Start of INPUT
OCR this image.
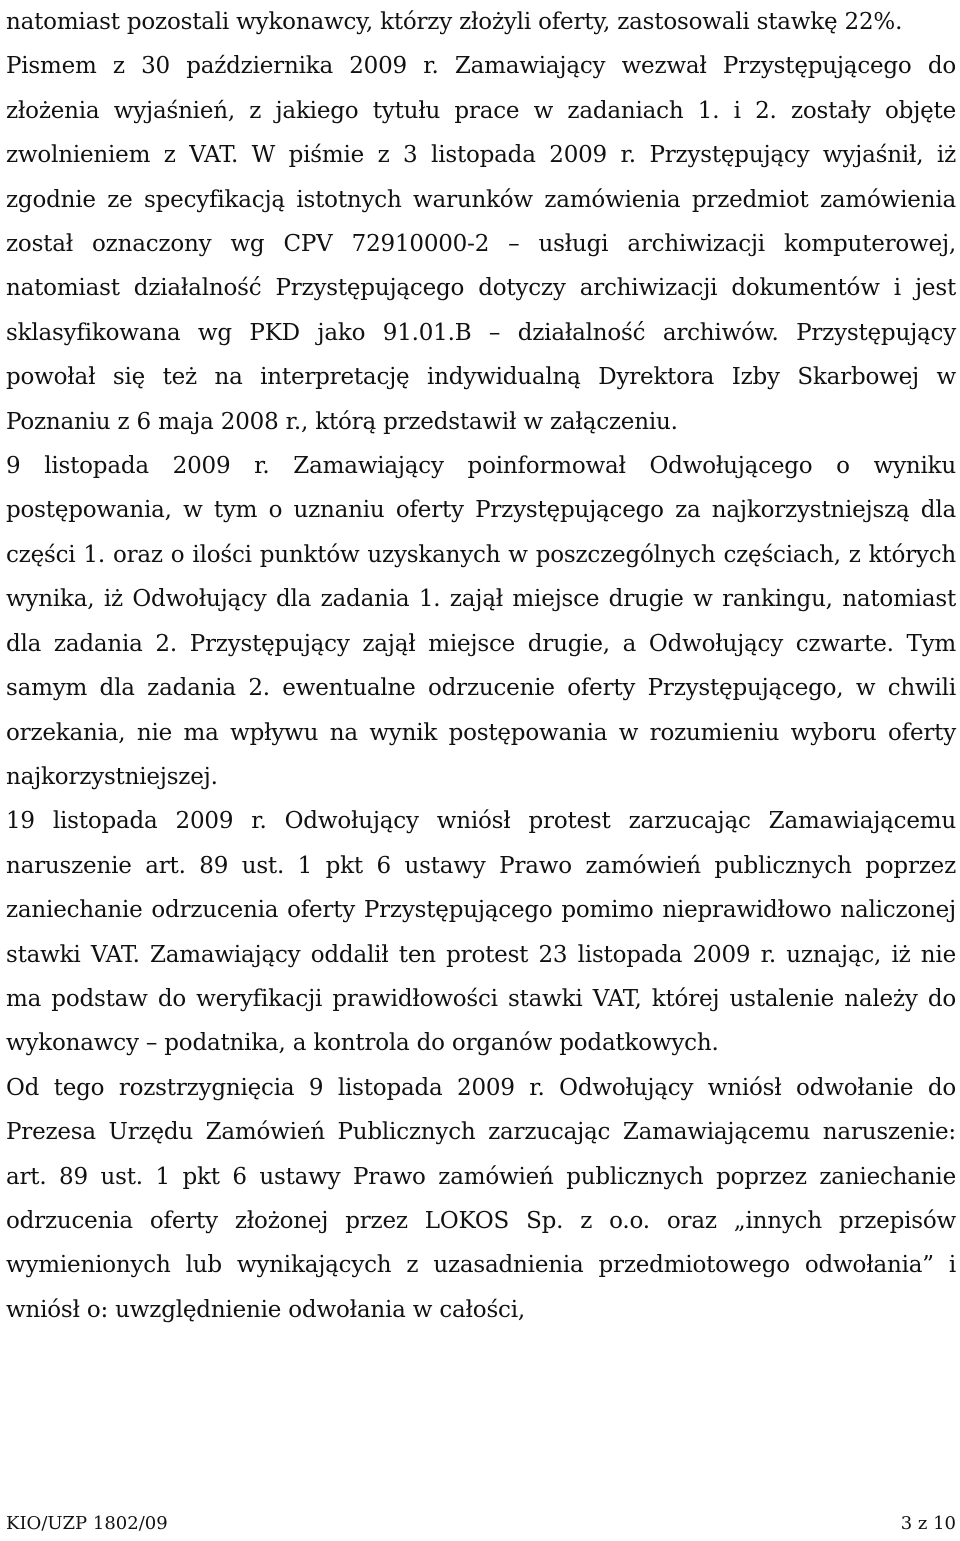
natomiast pozostali wykonawcy, którzy złożyli oferty, zastosowali stawkę 22%.

Pismem z 30 października 2009 r. Zamawiający wezwał Przystępującego do złożenia wyjaśnień, z jakiego tytułu prace w zadaniach 1. i 2. zostały objęte zwolnieniem z VAT. W piśmie z 3 listopada 2009 r. Przystępujący wyjaśnił, iż zgodnie ze specyfikacją istotnych warunków zamówienia przedmiot zamówienia został oznaczony wg CPV 72910000-2 – usługi archiwizacji komputerowej, natomiast działalność Przystępującego dotyczy archiwizacji dokumentów i jest sklasyfikowana wg PKD jako 91.01.B – działalność archiwów. Przystępujący powołał się też na interpretację indywidualną Dyrektora Izby Skarbowej w Poznaniu z 6 maja 2008 r., którą przedstawił w załączeniu.

9 listopada 2009 r. Zamawiający poinformował Odwołującego o wyniku postępowania, w tym o uznaniu oferty Przystępującego za najkorzystniejszą dla części 1. oraz o ilości punktów uzyskanych w poszczególnych częściach, z których wynika, iż Odwołujący dla zadania 1. zajął miejsce drugie w rankingu, natomiast dla zadania 2. Przystępujący zajął miejsce drugie, a Odwołujący czwarte. Tym samym dla zadania 2. ewentualne odrzucenie oferty Przystępującego, w chwili orzekania, nie ma wpływu na wynik postępowania w rozumieniu wyboru oferty najkorzystniejszej.

19 listopada 2009 r. Odwołujący wniósł protest zarzucając Zamawiającemu naruszenie art. 89 ust. 1 pkt 6 ustawy Prawo zamówień publicznych poprzez zaniechanie odrzucenia oferty Przystępującego pomimo nieprawidłowo naliczonej stawki VAT. Zamawiający oddalił ten protest 23 listopada 2009 r. uznając, iż nie ma podstaw do weryfikacji prawidłowości stawki VAT, której ustalenie należy do wykonawcy – podatnika, a kontrola do organów podatkowych.

Od tego rozstrzygnięcia 9 listopada 2009 r. Odwołujący wniósł odwołanie do Prezesa Urzędu Zamówień Publicznych zarzucając Zamawiającemu naruszenie: art. 89 ust. 1 pkt 6 ustawy Prawo zamówień publicznych poprzez zaniechanie odrzucenia oferty złożonej przez LOKOS Sp. z o.o. oraz „innych przepisów wymienionych lub wynikających z uzasadnienia przedmiotowego odwołania” i wniósł o: uwzględnienie odwołania w całości,

KIO/UZP 1802/09	3 z 10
End of INPUT
▶ [TASK REQUIREMENTS]: In the entries above, count every line containing the word "wykonawcy". Write only the total.

▶ [RESULT FOR THIS EXERCISE]: 2